_INSTRUCTIONS TO FOLLOW_
Print the entries below word for word; the pictures stay out of your copy.

_AVAILABLE DATA_
[Begin]

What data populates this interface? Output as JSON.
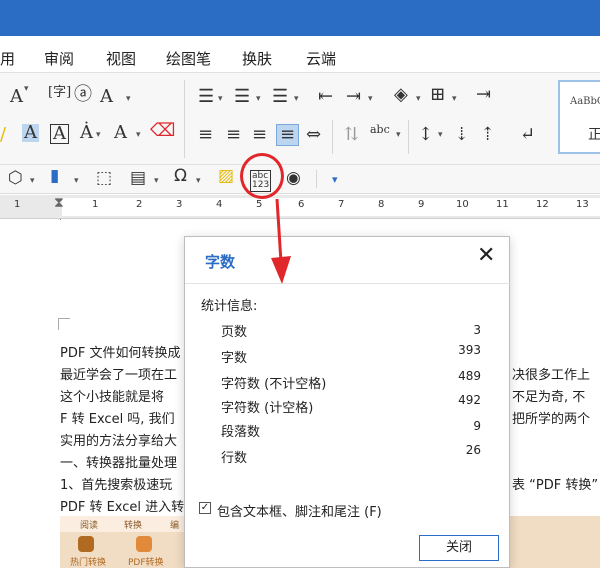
{
  "menu": [
    "用",
    "审阅",
    "视图",
    "绘图笔",
    "换肤",
    "云端"
  ],
  "ribbon": {
    "style_preview": "AaBbCc",
    "style_name": "正"
  },
  "ruler": {
    "ticks": [
      "1",
      "1",
      "2",
      "3",
      "4",
      "5",
      "6",
      "7",
      "8",
      "9",
      "10",
      "11",
      "12",
      "13"
    ]
  },
  "document": {
    "lines": [
      "PDF 文件如何转换成",
      "最近学会了一项在工",
      "这个小技能就是将",
      "F 转 Excel 吗, 我们",
      "实用的方法分享给大",
      "一、转换器批量处理",
      "1、首先搜索极速玩",
      "PDF 转 Excel 进入转"
    ],
    "right_fragments": [
      "决很多工作上",
      "不足为奇, 不",
      "把所学的两个",
      "表 “PDF 转换”"
    ]
  },
  "embedded_image": {
    "tabs": [
      "阅读",
      "转换",
      "编"
    ],
    "labels": [
      "热门转换",
      "PDF转换"
    ]
  },
  "dialog": {
    "title": "字数",
    "stats_heading": "统计信息:",
    "stats": [
      {
        "label": "页数",
        "value": "3"
      },
      {
        "label": "字数",
        "value": "393"
      },
      {
        "label": "字符数 (不计空格)",
        "value": "489"
      },
      {
        "label": "字符数 (计空格)",
        "value": "492"
      },
      {
        "label": "段落数",
        "value": "9"
      },
      {
        "label": "行数",
        "value": "26"
      }
    ],
    "checkbox_label": "包含文本框、脚注和尾注  (F)",
    "checkbox_checked": "✓",
    "close_button": "关闭"
  },
  "colors": {
    "accent": "#2b6cc4",
    "annotation": "#e0282c"
  }
}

[End]

_FINISHED EXERCISE_
What data populates this interface? Output as JSON.
{
  "menu": [
    "用",
    "审阅",
    "视图",
    "绘图笔",
    "换肤",
    "云端"
  ],
  "ribbon": {
    "style_preview": "AaBbCc",
    "style_name": "正"
  },
  "ruler": {
    "ticks": [
      "1",
      "1",
      "2",
      "3",
      "4",
      "5",
      "6",
      "7",
      "8",
      "9",
      "10",
      "11",
      "12",
      "13"
    ]
  },
  "document": {
    "lines": [
      "PDF 文件如何转换成",
      "最近学会了一项在工",
      "这个小技能就是将",
      "F 转 Excel 吗, 我们",
      "实用的方法分享给大",
      "一、转换器批量处理",
      "1、首先搜索极速玩",
      "PDF 转 Excel 进入转"
    ],
    "right_fragments": [
      "决很多工作上",
      "不足为奇, 不",
      "把所学的两个",
      "表 “PDF 转换”"
    ]
  },
  "embedded_image": {
    "tabs": [
      "阅读",
      "转换",
      "编"
    ],
    "labels": [
      "热门转换",
      "PDF转换"
    ]
  },
  "dialog": {
    "title": "字数",
    "stats_heading": "统计信息:",
    "stats": [
      {
        "label": "页数",
        "value": "3"
      },
      {
        "label": "字数",
        "value": "393"
      },
      {
        "label": "字符数 (不计空格)",
        "value": "489"
      },
      {
        "label": "字符数 (计空格)",
        "value": "492"
      },
      {
        "label": "段落数",
        "value": "9"
      },
      {
        "label": "行数",
        "value": "26"
      }
    ],
    "checkbox_label": "包含文本框、脚注和尾注  (F)",
    "checkbox_checked": "✓",
    "close_button": "关闭"
  },
  "colors": {
    "accent": "#2b6cc4",
    "annotation": "#e0282c"
  }
}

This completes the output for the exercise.